-- Start RECORDS PROVIDED --

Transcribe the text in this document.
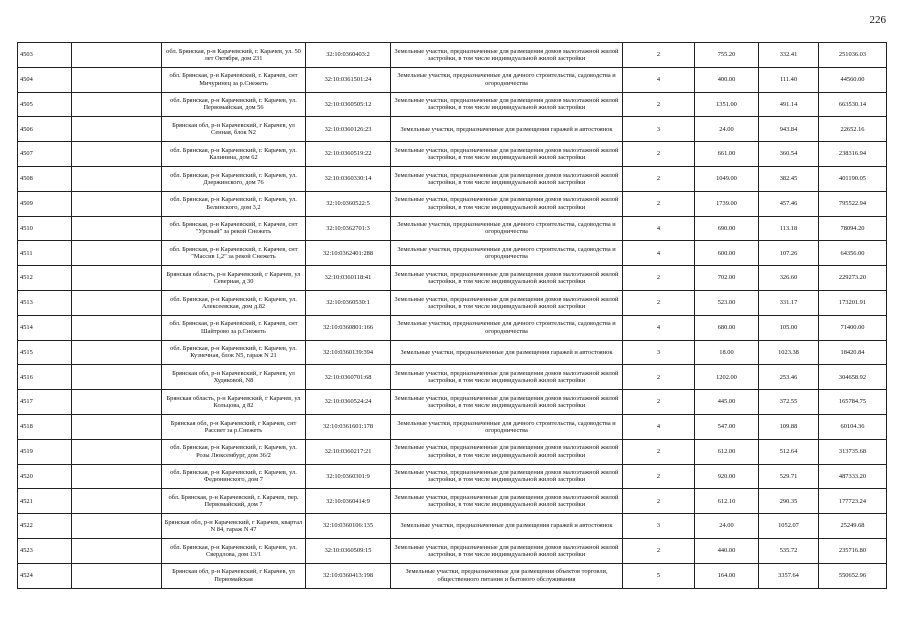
226
4503		обл. Брянская, р-н Карачевский, г. Карачев, ул. 50 лет Октября, дом 231	32:10:0360403:2	Земельные участки, предназначенные для размещения домов малоэтажной жилой застройки, в том числе индивидуальной жилой застройки	2	755.20	332.41	251036.03
4504		обл. Брянская, р-н Карачевский, г. Карачев, снт Мичуринец за р.Снежеть	32:10:0361501:24	Земельные участки, предназначенные для дачного строительства, садоводства и огородничества	4	400.00	111.40	44560.00
4505		обл. Брянская, р-н Карачевский, г. Карачев, ул. Первомайская, дом 56	32:10:0360505:12	Земельные участки, предназначенные для размещения домов малоэтажной жилой застройки, в том числе индивидуальной жилой застройки	2	1351.00	491.14	663530.14
4506		Брянская обл, р-н Карачевский, г Карачев, ул Сенная, блок N2	32:10:0360126:23	Земельные участки, предназначенные для размещения гаражей и автостоянок	3	24.00	943.84	22652.16
4507		обл. Брянская, р-н Карачевский, г. Карачев, ул. Калинина, дом 62	32:10:0360519:22	Земельные участки, предназначенные для размещения домов малоэтажной жилой застройки, в том числе индивидуальной жилой застройки	2	661.00	360.54	238316.94
4508		обл. Брянская, р-н Карачевский, г. Карачев, ул. Дзержинского, дом 76	32:10:0360330:14	Земельные участки, предназначенные для размещения домов малоэтажной жилой застройки, в том числе индивидуальной жилой застройки	2	1049.00	382.45	401190.05
4509		обл. Брянская, р-н Карачевский, г. Карачев, ул. Белинского, дом 3,2	32:10:0360522:5	Земельные участки, предназначенные для размещения домов малоэтажной жилой застройки, в том числе индивидуальной жилой застройки	2	1739.00	457.46	795522.94
4510		обл. Брянская, р-н Карачевский, г. Карачев, снт "Урсный" за рекой Снежеть	32:10:0362701:3	Земельные участки, предназначенные для дачного строительства, садоводства и огородничества	4	690.00	113.18	78094.20
4511		обл. Брянская, р-н Карачевский, г. Карачев, снт "Массив 1,2" за рекой Снежеть	32:10:0362401:288	Земельные участки, предназначенные для дачного строительства, садоводства и огородничества	4	600.00	107.26	64356.00
4512		Брянская область, р-н Карачевский, г Карачев, ул Северная, д 30	32:10:0360118:41	Земельные участки, предназначенные для размещения домов малоэтажной жилой застройки, в том числе индивидуальной жилой застройки	2	702.00	326.60	229273.20
4513		обл. Брянская, р-н Карачевский, г. Карачев, ул. Алексеевская, дом д.82	32:10:0360530:1	Земельные участки, предназначенные для размещения домов малоэтажной жилой застройки, в том числе индивидуальной жилой застройки	2	523.00	331.17	173201.91
4514		обл. Брянская, р-н Карачевский, г. Карачев, снт Шайтрово за р.Снежеть	32:10:0360801:166	Земельные участки, предназначенные для дачного строительства, садоводства и огородничества	4	680.00	105.00	71400.00
4515		обл. Брянская, р-н Карачевский, г. Карачев, ул. Кузнечная, блок N5, гараж N 21	32:10:0360139:394	Земельные участки, предназначенные для размещения гаражей и автостоянок	3	18.00	1023.38	18420.84
4516		Брянская обл, р-н Карачевский, г Карачев, ул Худяковой, N8	32:10:0360701:68	Земельные участки, предназначенные для размещения домов малоэтажной жилой застройки, в том числе индивидуальной жилой застройки	2	1202.00	253.46	304658.92
4517		Брянская область, р-н Карачевский, г Карачев, ул Кольцова, д 82	32:10:0360524:24	Земельные участки, предназначенные для размещения домов малоэтажной жилой застройки, в том числе индивидуальной жилой застройки	2	445.00	372.55	165784.75
4518		Брянская обл, р-н Карачевский, г Карачев, снт Рассвет за р.Снежеть	32:10:0361601:178	Земельные участки, предназначенные для дачного строительства, садоводства и огородничества	4	547.00	109.88	60104.36
4519		обл. Брянская, р-н Карачевский, г. Карачев, ул. Розы Люксембург, дом 36/2	32:10:0360217:21	Земельные участки, предназначенные для размещения домов малоэтажной жилой застройки, в том числе индивидуальной жилой застройки	2	612.00	512.64	313735.68
4520		обл. Брянская, р-н Карачевский, г. Карачев, ул. Федюнинского, дом 7	32:10:0360301:9	Земельные участки, предназначенные для размещения домов малоэтажной жилой застройки, в том числе индивидуальной жилой застройки	2	920.00	529.71	487333.20
4521		обл. Брянская, р-н Карачевский, г. Карачев, пер. Первомайский, дом 7	32:10:0360414:9	Земельные участки, предназначенные для размещения домов малоэтажной жилой застройки, в том числе индивидуальной жилой застройки	2	612.10	290.35	177723.24
4522		Брянская обл, р-н Карачевский, г Карачев, квартал N 84, гараж N 47	32:10:0360106:135	Земельные участки, предназначенные для размещения гаражей и автостоянок	3	24.00	1052.07	25249.68
4523		обл. Брянская, р-н Карачевский, г. Карачев, ул. Свердлова, дом 13/1	32:10:0360509:15	Земельные участки, предназначенные для размещения домов малоэтажной жилой застройки, в том числе индивидуальной жилой застройки	2	440.00	535.72	235716.80
4524		Брянская обл, р-н Карачевский, г Карачев, ул Первомайская	32:10:0360413:198	Земельные участки, предназначенные для размещения объектов торговли, общественного питания и бытового обслуживания	5	164.00	3357.64	550652.96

-- End RECORDS PROVIDED --

→ THE REQUEST
Gather each line in the data that holds the string "блок".

→ RESULT BELOW
4506		Брянская обл, р-н Карачевский, г Карачев, ул Сенная, блок N2	32:10:0360126:23	Земельные участки, предназначенные для размещения гаражей и автостоянок	3	24.00	943.84	22652.16
4515		обл. Брянская, р-н Карачевский, г. Карачев, ул. Кузнечная, блок N5, гараж N 21	32:10:0360139:394	Земельные участки, предназначенные для размещения гаражей и автостоянок	3	18.00	1023.38	18420.84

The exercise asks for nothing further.